Frequently asked questions
How do mRNA vaccines work?
Lipid nanoparticles deliver mRNA encoding the pathogen's antigen (SARS-CoV-2 spike protein for COVID-19) to muscle cells. Cells translate the mRNA into protein, display fragments on MHC I and present whole protein to B cells. Adaptive immunity generates anti-spike antibodies and CD8 T cells. mRNA degrades within days; no genomic integration occurs (mRNA cannot enter nucleus or reverse-transcribe without retroviral machinery). Advantages: rapid design (days from sequence to candidate), strong T cell responses, no live virus. Pfizer-BioNTech and Moderna mRNA COVID vaccines were >94% effective against severe disease initially.
What is herd immunity?
When enough of a population is immune that an introduced infection cannot sustain transmission, protecting unvaccinated individuals indirectly. Threshold = 1 - 1/R0. Measles (R0 ~15): ~95% needed. Polio (R0 ~6): ~80%. COVID-19 with original strain (R0 ~3): ~70%; with Omicron (R0 ~10) and waning immunity, traditional herd immunity proved unattainable. Herd immunity protects infants, immunocompromised, and pregnant women who cannot be vaccinated. Falling MMR coverage drives recurring measles outbreaks in undervaccinated communities.
Why do some vaccines need boosters?
Memory B and T cell populations decline over time and pathogens evolve. Tetanus toxoid: every 10 years because antitoxin titers wane. Influenza: annual because antigenic drift creates new strains. COVID-19: boosters address waning neutralizing antibodies and variant emergence. Live vaccines (MMR) often confer lifelong immunity. Mucosal pathogens (rotavirus) typically need boosters. Hepatitis B usually does not need boosters in immunocompetent adults — protection lasts decades after seroconversion.
What are vaccine adverse events?
Common: injection-site pain, low-grade fever, fatigue, headache — reflect immune activation. Serious but rare: anaphylaxis (~1 per million doses, treated with epinephrine), Guillain-Barré (~1 per million for some flu vaccines), myocarditis (mRNA COVID vaccines, ~1 per 10,000 in young men, usually mild), febrile seizures (MMR ~1 per 3,000), thrombosis with thrombocytopenia syndrome (adenovirus-vectored COVID vaccines, ~1 per 100,000-million). Benefits massively outweigh risks for almost all populations. VAERS captures reports; CISA evaluates causality.
How are vaccines developed and approved?

Bounding box prediction data:
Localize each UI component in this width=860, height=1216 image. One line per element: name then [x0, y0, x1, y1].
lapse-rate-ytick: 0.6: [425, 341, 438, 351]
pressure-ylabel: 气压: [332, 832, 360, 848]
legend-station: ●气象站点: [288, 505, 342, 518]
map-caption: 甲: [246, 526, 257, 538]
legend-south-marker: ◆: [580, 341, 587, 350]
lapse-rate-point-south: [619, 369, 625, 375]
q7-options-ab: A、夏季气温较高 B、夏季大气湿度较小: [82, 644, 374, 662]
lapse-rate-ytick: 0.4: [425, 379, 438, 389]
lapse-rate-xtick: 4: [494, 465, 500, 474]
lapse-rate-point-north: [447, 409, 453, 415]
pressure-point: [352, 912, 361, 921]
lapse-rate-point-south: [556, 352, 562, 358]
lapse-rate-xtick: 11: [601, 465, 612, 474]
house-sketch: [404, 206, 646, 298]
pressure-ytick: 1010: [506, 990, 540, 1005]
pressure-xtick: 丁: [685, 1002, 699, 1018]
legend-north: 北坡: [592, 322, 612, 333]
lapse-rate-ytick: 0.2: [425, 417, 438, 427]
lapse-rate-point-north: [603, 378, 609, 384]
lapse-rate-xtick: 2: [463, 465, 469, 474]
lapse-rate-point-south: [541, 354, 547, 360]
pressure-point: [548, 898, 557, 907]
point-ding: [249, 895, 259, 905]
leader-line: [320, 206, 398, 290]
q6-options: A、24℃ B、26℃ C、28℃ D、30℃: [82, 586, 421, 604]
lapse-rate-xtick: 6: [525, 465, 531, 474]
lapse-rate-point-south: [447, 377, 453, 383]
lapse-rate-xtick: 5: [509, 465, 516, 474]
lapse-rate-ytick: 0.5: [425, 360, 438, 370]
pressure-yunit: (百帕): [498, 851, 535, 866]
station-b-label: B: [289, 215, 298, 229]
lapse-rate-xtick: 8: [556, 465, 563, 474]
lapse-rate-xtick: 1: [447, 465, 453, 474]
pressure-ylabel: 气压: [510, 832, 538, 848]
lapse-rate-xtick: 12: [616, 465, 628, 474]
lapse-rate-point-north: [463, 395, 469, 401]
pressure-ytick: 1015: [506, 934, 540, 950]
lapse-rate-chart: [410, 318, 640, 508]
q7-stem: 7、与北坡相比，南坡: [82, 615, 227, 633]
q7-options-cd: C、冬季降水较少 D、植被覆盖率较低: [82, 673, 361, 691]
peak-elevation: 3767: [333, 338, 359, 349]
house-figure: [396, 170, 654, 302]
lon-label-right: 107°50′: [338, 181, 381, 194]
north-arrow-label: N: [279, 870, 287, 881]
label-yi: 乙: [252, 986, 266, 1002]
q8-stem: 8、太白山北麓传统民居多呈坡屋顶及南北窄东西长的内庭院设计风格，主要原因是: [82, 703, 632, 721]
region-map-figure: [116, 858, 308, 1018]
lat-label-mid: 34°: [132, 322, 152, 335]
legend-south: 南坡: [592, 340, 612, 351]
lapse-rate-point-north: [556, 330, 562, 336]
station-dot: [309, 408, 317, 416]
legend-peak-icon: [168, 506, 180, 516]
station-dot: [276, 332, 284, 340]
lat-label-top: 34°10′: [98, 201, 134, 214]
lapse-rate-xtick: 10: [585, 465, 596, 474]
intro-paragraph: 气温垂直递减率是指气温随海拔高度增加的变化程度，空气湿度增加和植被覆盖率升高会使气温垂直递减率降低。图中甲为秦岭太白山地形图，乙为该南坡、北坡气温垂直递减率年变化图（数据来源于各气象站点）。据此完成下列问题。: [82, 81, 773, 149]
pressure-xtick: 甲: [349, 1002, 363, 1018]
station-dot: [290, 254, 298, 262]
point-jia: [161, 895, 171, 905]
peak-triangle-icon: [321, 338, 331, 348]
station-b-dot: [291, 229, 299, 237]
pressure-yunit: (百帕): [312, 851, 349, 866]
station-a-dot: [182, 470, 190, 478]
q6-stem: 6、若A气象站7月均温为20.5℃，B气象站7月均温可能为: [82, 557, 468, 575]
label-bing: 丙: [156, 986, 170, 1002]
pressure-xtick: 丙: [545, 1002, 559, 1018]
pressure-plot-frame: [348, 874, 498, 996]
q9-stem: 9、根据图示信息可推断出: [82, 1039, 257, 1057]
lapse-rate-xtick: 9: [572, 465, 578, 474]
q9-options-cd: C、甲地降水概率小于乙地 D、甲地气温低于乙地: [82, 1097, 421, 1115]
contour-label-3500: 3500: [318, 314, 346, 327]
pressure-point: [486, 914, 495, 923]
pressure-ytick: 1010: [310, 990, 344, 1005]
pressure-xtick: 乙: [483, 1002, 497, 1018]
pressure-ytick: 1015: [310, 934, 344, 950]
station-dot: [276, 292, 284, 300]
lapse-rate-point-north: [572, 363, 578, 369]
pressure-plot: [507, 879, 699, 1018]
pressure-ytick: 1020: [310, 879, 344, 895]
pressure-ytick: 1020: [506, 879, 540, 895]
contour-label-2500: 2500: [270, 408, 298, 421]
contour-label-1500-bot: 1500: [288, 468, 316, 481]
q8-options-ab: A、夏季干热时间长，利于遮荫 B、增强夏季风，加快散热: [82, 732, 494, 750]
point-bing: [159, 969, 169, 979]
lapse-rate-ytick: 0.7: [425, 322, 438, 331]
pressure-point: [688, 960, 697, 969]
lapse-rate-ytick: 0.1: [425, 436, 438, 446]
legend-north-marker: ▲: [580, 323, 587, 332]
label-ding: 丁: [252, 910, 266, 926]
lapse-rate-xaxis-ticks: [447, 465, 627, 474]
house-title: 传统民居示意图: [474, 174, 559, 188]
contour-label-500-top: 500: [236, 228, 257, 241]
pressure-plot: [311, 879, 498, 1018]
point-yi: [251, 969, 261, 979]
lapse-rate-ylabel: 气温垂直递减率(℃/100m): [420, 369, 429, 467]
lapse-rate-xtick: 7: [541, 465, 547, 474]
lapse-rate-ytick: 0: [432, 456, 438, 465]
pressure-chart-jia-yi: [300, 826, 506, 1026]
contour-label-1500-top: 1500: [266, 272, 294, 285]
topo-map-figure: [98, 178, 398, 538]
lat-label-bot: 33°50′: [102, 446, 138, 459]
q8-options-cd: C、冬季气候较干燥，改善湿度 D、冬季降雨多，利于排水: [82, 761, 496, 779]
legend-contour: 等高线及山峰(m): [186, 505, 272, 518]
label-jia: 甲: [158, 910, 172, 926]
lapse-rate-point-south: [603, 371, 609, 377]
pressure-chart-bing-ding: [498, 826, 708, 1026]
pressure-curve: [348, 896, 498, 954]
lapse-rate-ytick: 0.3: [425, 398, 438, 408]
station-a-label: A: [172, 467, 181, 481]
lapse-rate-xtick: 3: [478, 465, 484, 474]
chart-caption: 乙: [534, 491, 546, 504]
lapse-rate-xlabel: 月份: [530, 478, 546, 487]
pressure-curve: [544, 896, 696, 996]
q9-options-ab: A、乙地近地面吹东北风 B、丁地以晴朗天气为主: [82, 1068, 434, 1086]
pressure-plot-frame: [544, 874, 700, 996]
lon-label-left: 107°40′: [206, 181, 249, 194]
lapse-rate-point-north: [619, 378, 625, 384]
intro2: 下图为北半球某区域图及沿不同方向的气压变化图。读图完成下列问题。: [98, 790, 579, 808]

→ Task description:
Retype the vaccine FAQ from "When enough of" to "vaccines need boosters?".

→ Reply:
When enough of a population is immune that an introduced infection cannot sustain transmission, protecting unvaccinated individuals indirectly. Threshold = 1 - 1/R0. Measles (R0 ~15): ~95% needed. Polio (R0 ~6): ~80%. COVID-19 with original strain (R0 ~3): ~70%; with Omicron (R0 ~10) and waning immunity, traditional herd immunity proved unattainable. Herd immunity protects infants, immunocompromised, and pregnant women who cannot be vaccinated. Falling MMR coverage drives recurring measles outbreaks in undervaccinated communities.
Why do some vaccines need boosters?